### OBJECTIVE 1:
Print the lines of the records below verbatim, from the first line of the records through the line containing "- comment-count: 0: [250, 101, 258, 115]", including both of those lines.

"#define THREAD_W 1 \n"
"#define THREAD_H 32 \n"
" \n"
"#define MAX_ISEC_COUNT 24 \n"
" \n"
"/* Texture to output resultats */ \n"
"//texture<float, 1, cudaReadModeElementType> out_tex; \n"
" \n"
"/**	\\struct Vec3. \n"
"\\brief Class representing 3 dimensional vector. CUDA version. \n"
"*/ \n"
" \n"
"/**	\\struct ct_state. \n"
"	\\brief Structure describe current CT state. \n"
"*/ \n"
"struct ct_state{ \n"
"	float4 o;///< rays origin \n"
"	float4 c;///< corner of plate \n"
"	float4 dx;///< dx of plane in 3d \n"
"	float4 dy;///< dy of plane in 3d \n"
"}; \n"
" \n"
"//**	The axis-aligned bounding box \n"
"struct aabb { \n"
"	float x1,x2,y1,y2,z1,z2; \n"
"}; \n"
" \n"
"int isInside(struct aabb * box, float4 * v) \n"
"{ \n"
"	if((*v).x<=box->x2) \n"
"		if((*v).x>=box->x1)  \n"
"			if((*v).y<=box->y2) \n"
"				if((*v).y>=box->y1)  \n"
"					if((*v).z<=box->z2) \n"
"						if((*v).z>=box->z1) \n"
"							return 1; \n"
"	return 0; \n"
"} \n"
" \n"
"/**	\\struct BSPNode. \n"
"\\brief Class representing a BSP-tree node. \n"
" \n"
"BSP-tree node.	 \n"
"*/ \n"
" \n"
" \n"
"struct BSPNode \n"
"{ \n"
"	union { \n"
"		unsigned int tri_start; \n"
"		unsigned int offset; \n"
"	}; \n"
"	union { \n"
"		unsigned int tri_count; \n"
"		float splitCoord; \n"
"	}; \n"
"	unsigned int masked_vars; \n"
"}; \n"
" \n"
"#define isLeaf(node)	(bool)( (node->masked_vars) & 0x00000080 ) \n"
"#define has_left(node)	(bool)( (node->masked_vars) & 0x00000040 ) \n"

### OBJECTIVE 2:
Name every member declared in the ct_state structure of the CUDA code excerpt.

### Items from a data source:
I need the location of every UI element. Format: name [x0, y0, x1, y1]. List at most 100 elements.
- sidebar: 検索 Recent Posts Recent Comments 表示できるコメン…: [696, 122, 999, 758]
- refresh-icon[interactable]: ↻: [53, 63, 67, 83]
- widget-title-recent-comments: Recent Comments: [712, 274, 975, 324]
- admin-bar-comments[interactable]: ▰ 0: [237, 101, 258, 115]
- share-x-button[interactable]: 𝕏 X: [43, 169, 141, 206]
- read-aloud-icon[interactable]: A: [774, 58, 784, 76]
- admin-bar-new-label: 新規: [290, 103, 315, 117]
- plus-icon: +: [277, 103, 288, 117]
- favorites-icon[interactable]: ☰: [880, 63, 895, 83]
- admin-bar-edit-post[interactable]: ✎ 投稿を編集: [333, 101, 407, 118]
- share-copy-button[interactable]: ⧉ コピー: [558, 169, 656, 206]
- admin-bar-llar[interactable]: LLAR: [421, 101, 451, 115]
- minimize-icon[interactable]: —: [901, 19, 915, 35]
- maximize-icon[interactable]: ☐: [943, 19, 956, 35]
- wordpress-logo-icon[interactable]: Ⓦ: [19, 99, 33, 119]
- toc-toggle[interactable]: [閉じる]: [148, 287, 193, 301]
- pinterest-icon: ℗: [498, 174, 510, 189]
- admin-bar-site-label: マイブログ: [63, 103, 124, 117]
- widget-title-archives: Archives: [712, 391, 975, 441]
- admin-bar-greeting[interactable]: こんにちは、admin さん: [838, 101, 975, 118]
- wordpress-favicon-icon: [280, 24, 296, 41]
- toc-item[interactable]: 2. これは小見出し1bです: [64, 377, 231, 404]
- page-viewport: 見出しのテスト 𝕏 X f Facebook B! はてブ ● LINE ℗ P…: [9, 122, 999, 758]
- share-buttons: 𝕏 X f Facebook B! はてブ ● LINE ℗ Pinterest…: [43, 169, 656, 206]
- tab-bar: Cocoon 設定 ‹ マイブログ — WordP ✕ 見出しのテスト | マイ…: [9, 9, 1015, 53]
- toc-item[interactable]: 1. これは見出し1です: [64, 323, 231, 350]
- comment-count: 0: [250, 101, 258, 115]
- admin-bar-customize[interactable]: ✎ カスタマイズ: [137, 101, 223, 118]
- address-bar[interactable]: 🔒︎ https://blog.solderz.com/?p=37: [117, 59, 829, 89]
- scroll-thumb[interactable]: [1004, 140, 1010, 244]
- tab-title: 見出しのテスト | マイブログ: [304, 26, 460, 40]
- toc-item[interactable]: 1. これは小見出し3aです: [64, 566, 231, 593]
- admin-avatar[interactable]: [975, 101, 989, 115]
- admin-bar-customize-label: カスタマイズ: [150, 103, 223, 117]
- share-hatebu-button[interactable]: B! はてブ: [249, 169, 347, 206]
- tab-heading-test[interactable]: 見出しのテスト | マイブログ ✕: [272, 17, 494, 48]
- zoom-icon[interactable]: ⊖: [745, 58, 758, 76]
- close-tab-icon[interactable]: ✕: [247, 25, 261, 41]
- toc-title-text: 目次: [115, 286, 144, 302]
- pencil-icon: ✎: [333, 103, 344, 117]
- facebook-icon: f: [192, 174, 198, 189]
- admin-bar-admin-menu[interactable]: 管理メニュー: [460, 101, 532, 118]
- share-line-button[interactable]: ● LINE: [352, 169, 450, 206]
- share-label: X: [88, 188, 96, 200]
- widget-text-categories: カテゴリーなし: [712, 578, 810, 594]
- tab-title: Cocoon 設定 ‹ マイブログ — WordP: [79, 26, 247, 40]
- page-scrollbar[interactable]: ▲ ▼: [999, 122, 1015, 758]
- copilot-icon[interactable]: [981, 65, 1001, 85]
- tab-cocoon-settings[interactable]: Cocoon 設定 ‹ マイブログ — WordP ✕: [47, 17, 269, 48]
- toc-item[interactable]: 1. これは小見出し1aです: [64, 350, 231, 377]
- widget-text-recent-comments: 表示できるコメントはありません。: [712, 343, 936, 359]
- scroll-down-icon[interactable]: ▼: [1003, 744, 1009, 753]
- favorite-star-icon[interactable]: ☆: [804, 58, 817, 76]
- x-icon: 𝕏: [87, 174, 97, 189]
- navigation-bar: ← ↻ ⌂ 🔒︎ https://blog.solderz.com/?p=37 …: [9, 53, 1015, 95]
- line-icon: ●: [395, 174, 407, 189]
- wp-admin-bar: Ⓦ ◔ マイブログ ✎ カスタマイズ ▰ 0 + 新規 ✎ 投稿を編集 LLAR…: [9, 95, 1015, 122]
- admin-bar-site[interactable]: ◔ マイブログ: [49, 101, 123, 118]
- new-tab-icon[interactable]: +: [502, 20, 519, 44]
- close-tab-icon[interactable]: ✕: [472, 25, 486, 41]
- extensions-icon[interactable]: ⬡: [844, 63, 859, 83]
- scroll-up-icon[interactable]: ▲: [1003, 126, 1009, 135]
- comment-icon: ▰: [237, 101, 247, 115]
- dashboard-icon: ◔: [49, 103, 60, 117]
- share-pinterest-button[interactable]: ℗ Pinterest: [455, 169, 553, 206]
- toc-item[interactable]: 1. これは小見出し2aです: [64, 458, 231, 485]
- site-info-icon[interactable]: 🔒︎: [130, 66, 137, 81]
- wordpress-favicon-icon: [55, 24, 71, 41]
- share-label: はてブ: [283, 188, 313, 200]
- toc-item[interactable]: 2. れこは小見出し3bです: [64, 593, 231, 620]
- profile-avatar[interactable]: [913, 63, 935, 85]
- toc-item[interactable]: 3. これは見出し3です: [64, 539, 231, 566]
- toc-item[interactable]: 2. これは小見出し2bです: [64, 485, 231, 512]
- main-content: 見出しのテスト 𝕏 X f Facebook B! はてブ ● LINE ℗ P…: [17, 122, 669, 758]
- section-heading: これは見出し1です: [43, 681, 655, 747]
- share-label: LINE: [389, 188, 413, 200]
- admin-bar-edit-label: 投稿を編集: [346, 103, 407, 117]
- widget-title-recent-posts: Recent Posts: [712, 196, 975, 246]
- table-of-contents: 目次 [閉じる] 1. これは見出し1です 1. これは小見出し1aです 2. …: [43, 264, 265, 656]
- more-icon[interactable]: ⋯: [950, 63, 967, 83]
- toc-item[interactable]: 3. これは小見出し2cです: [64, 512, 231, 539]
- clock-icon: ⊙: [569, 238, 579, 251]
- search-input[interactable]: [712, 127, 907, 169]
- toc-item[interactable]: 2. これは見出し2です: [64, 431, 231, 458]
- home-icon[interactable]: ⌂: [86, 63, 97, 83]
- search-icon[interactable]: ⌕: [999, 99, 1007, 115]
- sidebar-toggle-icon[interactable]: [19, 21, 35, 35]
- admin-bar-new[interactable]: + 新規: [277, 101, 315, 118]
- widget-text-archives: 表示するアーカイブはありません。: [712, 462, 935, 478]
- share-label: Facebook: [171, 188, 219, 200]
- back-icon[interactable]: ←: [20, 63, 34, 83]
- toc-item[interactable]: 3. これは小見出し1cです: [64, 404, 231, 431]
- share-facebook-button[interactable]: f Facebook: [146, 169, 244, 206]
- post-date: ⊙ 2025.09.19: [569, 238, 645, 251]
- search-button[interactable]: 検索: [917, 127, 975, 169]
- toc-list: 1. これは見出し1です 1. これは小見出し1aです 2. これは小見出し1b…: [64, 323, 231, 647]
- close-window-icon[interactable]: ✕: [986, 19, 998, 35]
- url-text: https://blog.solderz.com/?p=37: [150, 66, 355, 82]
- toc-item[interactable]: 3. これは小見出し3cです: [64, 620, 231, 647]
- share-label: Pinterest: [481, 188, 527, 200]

### TASK SOLUTION 1:
I need the location of every UI element. Format: name [x0, y0, x1, y1]. List at most 100 elements.
- sidebar: 検索 Recent Posts Recent Comments 表示できるコメン…: [696, 122, 999, 758]
- refresh-icon[interactable]: ↻: [53, 63, 67, 83]
- widget-title-recent-comments: Recent Comments: [712, 274, 975, 324]
- admin-bar-comments[interactable]: ▰ 0: [237, 101, 258, 115]
- share-x-button[interactable]: 𝕏 X: [43, 169, 141, 206]
- read-aloud-icon[interactable]: A: [774, 58, 784, 76]
- admin-bar-new-label: 新規: [290, 103, 315, 117]
- plus-icon: +: [277, 103, 288, 117]
- favorites-icon[interactable]: ☰: [880, 63, 895, 83]
- admin-bar-edit-post[interactable]: ✎ 投稿を編集: [333, 101, 407, 118]
- share-copy-button[interactable]: ⧉ コピー: [558, 169, 656, 206]
- admin-bar-llar[interactable]: LLAR: [421, 101, 451, 115]
- minimize-icon[interactable]: —: [901, 19, 915, 35]
- maximize-icon[interactable]: ☐: [943, 19, 956, 35]
- wordpress-logo-icon[interactable]: Ⓦ: [19, 99, 33, 119]
- toc-toggle[interactable]: [閉じる]: [148, 287, 193, 301]
- pinterest-icon: ℗: [498, 174, 510, 189]
- admin-bar-site-label: マイブログ: [63, 103, 124, 117]
- widget-title-archives: Archives: [712, 391, 975, 441]
- admin-bar-greeting[interactable]: こんにちは、admin さん: [838, 101, 975, 118]
- wordpress-favicon-icon: [280, 24, 296, 41]
- toc-item[interactable]: 2. これは小見出し1bです: [64, 377, 231, 404]
- page-viewport: 見出しのテスト 𝕏 X f Facebook B! はてブ ● LINE ℗ P…: [9, 122, 999, 758]
- share-buttons: 𝕏 X f Facebook B! はてブ ● LINE ℗ Pinterest…: [43, 169, 656, 206]
- tab-bar: Cocoon 設定 ‹ マイブログ — WordP ✕ 見出しのテスト | マイ…: [9, 9, 1015, 53]
- toc-item[interactable]: 1. これは見出し1です: [64, 323, 231, 350]
- comment-count: 0: [250, 101, 258, 115]

### TASK SOLUTION 2:
o, c, dx, dy